▸ **SHORT PROBLEM**:
How many lines in the listing below include the word "nCbook"? Answer with the number and nothing else.

▸ **DATASET RECORDS**:
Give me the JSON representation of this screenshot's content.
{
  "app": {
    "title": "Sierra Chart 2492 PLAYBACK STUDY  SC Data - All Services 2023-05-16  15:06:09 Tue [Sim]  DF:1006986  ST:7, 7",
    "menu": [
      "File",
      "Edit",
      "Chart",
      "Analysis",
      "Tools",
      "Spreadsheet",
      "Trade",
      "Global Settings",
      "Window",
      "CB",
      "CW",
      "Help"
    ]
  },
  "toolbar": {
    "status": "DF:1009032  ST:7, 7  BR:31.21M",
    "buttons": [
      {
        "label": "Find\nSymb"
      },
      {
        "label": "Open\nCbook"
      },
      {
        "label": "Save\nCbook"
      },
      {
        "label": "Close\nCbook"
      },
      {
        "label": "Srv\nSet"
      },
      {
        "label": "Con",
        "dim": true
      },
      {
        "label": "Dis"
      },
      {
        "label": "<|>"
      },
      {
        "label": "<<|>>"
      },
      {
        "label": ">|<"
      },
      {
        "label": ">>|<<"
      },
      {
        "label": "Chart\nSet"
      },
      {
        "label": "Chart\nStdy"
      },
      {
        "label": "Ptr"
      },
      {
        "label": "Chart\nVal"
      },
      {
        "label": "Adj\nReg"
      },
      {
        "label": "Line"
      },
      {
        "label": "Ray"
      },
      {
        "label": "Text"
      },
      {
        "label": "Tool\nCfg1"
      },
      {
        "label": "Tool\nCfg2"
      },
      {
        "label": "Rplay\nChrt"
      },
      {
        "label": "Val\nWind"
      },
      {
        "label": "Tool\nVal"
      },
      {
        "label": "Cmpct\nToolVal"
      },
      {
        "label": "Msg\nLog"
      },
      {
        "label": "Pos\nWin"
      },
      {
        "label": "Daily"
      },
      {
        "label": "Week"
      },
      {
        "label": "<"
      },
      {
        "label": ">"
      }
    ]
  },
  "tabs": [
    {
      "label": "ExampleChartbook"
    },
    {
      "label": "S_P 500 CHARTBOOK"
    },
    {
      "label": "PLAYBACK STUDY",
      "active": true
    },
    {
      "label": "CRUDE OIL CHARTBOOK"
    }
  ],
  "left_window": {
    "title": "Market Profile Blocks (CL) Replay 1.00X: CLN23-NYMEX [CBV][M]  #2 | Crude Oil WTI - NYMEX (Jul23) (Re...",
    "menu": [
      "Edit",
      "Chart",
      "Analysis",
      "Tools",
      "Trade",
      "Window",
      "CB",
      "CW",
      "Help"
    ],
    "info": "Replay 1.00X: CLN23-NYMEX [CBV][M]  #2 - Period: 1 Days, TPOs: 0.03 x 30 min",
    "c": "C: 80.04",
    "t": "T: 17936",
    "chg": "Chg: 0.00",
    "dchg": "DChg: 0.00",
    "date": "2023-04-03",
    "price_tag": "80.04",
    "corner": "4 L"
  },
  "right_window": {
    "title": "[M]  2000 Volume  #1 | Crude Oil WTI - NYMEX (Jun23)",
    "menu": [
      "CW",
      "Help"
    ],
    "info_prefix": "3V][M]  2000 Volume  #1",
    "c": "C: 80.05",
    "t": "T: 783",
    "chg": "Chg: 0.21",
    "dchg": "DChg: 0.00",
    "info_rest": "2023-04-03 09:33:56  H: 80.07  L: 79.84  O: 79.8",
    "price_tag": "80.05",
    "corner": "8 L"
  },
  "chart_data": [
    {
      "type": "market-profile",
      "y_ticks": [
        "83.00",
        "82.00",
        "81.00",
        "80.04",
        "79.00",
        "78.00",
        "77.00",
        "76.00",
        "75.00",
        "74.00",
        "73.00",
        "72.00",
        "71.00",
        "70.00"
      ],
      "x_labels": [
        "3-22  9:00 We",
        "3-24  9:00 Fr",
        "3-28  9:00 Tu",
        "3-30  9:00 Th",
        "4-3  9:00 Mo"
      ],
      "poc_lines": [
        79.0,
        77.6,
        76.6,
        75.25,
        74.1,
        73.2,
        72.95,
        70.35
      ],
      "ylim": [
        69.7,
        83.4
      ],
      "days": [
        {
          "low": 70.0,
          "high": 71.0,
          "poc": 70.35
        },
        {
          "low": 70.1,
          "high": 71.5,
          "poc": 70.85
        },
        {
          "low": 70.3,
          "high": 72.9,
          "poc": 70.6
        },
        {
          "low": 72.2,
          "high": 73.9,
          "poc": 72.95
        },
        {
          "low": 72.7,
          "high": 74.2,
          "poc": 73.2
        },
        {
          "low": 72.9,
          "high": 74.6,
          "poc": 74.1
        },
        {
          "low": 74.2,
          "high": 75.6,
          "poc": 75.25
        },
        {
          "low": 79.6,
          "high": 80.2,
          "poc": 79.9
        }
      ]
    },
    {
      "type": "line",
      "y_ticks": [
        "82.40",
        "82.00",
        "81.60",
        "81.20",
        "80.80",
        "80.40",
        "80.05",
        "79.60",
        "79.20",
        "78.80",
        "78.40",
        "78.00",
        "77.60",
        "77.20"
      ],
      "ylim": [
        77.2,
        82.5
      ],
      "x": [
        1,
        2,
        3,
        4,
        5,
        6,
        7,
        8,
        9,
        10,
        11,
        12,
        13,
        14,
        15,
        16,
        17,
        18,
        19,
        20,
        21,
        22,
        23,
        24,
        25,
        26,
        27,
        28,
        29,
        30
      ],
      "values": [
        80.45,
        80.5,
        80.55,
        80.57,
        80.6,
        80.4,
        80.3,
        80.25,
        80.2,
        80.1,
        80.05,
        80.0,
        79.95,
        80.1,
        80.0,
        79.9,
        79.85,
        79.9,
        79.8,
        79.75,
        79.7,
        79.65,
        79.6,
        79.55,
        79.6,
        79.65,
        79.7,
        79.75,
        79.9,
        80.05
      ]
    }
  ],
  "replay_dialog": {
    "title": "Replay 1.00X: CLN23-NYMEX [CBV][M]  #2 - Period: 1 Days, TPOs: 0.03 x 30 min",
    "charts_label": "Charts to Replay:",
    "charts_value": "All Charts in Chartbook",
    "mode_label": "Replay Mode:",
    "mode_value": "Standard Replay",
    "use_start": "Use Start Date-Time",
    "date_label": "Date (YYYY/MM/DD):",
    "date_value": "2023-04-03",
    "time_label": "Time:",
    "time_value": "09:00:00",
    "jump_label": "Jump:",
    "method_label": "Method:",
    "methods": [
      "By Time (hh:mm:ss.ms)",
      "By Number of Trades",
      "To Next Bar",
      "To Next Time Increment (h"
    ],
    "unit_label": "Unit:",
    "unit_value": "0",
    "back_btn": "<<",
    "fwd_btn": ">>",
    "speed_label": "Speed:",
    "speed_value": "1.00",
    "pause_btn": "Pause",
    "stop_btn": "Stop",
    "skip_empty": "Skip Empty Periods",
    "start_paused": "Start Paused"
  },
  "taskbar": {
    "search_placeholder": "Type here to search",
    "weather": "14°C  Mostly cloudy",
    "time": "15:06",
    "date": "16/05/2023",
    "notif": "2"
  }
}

▸ **FULL RESPONSE**:
3